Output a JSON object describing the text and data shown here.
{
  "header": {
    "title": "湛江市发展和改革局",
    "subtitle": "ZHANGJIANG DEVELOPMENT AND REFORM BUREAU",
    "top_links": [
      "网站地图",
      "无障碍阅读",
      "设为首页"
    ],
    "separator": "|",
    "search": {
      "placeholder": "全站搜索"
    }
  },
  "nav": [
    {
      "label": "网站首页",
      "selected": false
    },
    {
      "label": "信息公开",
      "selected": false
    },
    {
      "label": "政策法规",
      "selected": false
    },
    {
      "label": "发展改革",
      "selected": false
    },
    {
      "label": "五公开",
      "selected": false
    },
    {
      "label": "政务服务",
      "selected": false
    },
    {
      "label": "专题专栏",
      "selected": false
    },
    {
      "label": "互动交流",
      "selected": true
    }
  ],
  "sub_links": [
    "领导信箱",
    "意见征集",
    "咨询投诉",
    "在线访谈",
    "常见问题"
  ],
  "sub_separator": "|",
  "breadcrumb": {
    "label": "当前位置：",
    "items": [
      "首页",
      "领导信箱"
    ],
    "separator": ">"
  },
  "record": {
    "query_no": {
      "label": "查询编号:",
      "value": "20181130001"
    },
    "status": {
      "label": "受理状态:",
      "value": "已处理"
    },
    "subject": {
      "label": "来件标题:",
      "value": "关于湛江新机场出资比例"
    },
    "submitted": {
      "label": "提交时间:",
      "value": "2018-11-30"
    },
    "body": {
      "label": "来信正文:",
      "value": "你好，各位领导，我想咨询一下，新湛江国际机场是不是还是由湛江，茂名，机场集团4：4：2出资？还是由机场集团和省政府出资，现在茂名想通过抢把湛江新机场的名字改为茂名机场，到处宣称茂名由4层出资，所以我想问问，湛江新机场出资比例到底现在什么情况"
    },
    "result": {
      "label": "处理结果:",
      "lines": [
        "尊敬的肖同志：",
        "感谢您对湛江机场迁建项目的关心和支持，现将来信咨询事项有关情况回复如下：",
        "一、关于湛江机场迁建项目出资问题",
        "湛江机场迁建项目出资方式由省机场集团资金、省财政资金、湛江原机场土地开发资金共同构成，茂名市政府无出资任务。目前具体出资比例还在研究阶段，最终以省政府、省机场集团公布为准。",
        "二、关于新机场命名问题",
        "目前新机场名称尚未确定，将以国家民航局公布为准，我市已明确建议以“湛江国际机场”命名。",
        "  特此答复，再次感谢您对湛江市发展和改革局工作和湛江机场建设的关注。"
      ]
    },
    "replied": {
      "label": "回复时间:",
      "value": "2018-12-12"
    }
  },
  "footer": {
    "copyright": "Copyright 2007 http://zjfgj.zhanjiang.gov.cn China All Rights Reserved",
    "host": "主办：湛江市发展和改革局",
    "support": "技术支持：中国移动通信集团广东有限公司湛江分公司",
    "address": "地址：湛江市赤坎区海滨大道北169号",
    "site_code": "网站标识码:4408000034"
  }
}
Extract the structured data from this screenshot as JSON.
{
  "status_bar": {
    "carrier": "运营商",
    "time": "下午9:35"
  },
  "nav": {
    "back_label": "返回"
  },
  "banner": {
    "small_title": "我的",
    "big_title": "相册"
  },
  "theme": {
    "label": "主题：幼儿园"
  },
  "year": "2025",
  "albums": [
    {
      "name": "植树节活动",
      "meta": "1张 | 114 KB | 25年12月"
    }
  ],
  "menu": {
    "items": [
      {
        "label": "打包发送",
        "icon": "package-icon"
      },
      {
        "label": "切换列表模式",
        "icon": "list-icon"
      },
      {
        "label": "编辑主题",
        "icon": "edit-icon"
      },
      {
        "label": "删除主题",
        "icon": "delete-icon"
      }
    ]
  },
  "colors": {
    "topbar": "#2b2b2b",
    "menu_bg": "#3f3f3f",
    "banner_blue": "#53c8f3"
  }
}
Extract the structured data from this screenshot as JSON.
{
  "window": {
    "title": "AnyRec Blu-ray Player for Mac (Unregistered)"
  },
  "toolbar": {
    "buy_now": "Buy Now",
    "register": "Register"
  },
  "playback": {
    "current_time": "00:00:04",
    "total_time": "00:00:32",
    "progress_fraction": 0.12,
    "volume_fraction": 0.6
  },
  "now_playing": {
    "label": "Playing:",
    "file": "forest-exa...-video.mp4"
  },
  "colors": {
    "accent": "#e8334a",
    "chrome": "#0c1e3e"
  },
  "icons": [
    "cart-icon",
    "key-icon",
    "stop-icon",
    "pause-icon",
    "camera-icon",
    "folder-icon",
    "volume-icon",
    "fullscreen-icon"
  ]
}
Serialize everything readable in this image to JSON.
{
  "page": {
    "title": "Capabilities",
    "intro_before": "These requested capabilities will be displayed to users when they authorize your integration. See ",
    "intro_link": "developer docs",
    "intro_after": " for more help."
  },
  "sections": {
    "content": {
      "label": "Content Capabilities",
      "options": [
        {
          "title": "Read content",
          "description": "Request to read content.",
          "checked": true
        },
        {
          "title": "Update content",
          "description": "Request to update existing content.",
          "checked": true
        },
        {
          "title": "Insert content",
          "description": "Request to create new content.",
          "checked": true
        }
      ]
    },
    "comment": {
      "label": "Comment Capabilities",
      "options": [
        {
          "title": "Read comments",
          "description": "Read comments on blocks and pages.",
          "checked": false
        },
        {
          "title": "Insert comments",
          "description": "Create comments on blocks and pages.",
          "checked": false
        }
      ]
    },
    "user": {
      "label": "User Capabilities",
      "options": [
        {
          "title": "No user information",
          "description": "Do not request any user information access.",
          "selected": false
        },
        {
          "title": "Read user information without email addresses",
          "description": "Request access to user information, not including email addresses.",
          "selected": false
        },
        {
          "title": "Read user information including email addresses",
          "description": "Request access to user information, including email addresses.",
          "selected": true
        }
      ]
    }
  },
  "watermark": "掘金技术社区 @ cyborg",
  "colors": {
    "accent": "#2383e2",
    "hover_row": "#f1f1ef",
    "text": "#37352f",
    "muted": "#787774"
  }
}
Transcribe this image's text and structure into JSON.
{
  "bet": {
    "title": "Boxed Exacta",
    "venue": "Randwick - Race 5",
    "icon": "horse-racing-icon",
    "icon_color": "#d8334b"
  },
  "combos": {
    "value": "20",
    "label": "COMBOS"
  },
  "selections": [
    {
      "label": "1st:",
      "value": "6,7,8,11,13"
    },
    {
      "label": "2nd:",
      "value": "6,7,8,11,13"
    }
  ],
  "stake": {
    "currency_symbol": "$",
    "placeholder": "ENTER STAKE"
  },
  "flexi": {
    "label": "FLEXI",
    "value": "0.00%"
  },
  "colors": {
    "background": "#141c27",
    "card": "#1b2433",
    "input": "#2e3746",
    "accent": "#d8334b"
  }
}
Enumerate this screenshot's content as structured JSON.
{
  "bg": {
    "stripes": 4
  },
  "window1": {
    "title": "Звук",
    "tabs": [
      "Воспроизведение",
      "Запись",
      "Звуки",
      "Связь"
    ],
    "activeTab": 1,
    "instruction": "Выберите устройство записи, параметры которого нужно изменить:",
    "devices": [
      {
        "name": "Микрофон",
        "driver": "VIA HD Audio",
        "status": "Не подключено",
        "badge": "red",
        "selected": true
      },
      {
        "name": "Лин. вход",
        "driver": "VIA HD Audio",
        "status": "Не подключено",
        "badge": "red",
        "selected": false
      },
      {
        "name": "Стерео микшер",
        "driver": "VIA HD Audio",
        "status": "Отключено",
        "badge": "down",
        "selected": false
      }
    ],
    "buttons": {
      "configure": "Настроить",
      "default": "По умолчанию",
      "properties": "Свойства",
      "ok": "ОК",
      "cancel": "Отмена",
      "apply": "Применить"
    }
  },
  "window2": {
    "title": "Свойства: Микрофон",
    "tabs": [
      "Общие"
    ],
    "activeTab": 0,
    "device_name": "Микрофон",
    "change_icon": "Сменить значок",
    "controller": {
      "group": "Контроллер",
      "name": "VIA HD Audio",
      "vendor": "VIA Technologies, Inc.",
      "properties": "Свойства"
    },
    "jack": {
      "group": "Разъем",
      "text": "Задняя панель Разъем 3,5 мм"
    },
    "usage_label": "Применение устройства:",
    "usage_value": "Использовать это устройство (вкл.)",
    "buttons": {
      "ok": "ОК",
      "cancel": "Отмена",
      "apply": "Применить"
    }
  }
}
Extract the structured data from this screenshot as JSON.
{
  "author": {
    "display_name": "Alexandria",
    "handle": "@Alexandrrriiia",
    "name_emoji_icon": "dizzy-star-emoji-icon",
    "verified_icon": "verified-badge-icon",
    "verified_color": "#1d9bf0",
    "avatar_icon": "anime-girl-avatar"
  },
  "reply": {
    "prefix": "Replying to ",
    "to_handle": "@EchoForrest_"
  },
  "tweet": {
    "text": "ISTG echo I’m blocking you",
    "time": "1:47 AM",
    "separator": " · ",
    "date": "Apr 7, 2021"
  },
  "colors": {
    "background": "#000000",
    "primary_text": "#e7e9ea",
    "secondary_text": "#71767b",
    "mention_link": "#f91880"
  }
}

══════════

The problem: Extract all lines containing the word "information".

Answer to the task:
          "title": "No user information",
          "description": "Do not request any user information access.",
          "title": "Read user information without email addresses",
          "description": "Request access to user information, not including email addresses.",
          "title": "Read user information including email addresses",
          "description": "Request access to user information, including email addresses.",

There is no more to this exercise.